What needs to be done: Reproduce every record below exactly as it appears.

Input material:
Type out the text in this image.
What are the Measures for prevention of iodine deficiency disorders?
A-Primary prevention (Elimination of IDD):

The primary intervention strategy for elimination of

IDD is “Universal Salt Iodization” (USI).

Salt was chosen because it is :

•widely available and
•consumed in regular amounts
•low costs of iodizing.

Task solution:
Type out the text in this image.
What are the Measures for prevention of iodine deficiency disorders?
A-Primary prevention (Elimination of IDD):

The primary intervention strategy for elimination of

IDD is “Universal Salt Iodization” (USI).

Salt was chosen because it is :

•widely available and
•consumed in regular amounts
•low costs of iodizing.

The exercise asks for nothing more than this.